▶ _STATED GOAL_:
Below are some records. Count the lines with "experts" in them and give nothing but the total.

Items from a dataset:
==*==
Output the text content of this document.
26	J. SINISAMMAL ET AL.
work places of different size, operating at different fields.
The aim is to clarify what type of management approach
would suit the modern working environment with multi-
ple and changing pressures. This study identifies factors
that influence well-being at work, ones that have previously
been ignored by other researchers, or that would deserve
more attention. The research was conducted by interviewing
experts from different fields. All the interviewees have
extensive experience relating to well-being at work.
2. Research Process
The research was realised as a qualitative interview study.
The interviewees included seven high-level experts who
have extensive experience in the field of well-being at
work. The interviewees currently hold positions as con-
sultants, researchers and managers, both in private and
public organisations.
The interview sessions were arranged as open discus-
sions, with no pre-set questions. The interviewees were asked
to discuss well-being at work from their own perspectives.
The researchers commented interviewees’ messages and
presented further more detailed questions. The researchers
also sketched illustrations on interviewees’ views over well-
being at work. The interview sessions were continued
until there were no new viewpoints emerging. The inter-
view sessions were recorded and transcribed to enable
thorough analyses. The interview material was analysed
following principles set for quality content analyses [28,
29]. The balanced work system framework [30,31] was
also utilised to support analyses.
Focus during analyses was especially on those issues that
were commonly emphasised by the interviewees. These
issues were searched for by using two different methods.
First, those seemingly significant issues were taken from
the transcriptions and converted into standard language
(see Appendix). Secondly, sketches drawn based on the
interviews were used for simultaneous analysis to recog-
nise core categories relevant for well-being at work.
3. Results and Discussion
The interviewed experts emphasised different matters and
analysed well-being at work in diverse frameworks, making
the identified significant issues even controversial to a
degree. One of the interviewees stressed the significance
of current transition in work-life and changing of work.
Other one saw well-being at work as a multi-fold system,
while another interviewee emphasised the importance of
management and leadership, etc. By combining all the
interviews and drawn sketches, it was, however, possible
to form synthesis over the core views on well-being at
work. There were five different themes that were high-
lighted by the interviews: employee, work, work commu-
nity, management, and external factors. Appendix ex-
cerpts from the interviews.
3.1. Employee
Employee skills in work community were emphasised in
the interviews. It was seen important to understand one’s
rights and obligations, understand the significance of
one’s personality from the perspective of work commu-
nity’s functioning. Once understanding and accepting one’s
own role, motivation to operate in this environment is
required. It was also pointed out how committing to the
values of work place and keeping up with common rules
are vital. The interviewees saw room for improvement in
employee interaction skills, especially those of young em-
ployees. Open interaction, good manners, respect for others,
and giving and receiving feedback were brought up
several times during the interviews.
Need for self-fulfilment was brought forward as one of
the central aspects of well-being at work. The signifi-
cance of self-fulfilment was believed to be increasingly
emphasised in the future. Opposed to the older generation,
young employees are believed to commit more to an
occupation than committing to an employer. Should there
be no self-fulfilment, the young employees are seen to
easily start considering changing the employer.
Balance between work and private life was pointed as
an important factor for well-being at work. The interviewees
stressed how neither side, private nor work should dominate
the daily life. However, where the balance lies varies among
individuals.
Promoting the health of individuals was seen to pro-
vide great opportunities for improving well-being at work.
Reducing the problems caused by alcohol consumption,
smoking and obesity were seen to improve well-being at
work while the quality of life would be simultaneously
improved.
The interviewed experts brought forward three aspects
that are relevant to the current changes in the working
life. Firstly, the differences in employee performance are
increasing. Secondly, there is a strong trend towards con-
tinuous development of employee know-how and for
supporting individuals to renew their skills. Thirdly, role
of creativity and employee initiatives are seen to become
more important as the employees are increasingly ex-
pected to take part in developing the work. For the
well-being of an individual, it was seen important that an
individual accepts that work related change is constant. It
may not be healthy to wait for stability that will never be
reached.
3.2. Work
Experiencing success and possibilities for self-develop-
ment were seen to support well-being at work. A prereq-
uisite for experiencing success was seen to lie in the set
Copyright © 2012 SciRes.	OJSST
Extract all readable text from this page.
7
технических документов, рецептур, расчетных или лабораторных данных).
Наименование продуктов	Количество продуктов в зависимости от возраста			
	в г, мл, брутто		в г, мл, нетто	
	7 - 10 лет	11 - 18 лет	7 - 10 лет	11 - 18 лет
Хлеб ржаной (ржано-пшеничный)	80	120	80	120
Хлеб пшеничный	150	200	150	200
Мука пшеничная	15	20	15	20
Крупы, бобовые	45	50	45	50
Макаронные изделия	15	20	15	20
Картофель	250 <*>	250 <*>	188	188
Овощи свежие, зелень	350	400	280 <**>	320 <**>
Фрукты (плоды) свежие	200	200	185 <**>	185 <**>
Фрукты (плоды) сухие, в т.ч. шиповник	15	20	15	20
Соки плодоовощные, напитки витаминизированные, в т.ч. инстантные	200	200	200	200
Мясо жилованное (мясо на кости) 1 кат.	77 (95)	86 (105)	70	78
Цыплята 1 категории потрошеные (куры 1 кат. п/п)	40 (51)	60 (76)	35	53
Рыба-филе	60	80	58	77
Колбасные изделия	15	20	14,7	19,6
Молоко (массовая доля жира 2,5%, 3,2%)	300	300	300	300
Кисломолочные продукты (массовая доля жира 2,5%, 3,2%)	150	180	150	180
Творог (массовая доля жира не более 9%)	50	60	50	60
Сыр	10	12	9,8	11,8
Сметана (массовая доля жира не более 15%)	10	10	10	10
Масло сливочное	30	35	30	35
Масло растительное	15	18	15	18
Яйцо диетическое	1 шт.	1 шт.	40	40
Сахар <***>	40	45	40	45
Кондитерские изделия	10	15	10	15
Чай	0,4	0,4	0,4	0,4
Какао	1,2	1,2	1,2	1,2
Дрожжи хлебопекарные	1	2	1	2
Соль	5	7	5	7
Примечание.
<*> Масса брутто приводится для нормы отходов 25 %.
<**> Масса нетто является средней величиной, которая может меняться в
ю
==*==
▶ _EXERCISE SOLUTION_:
4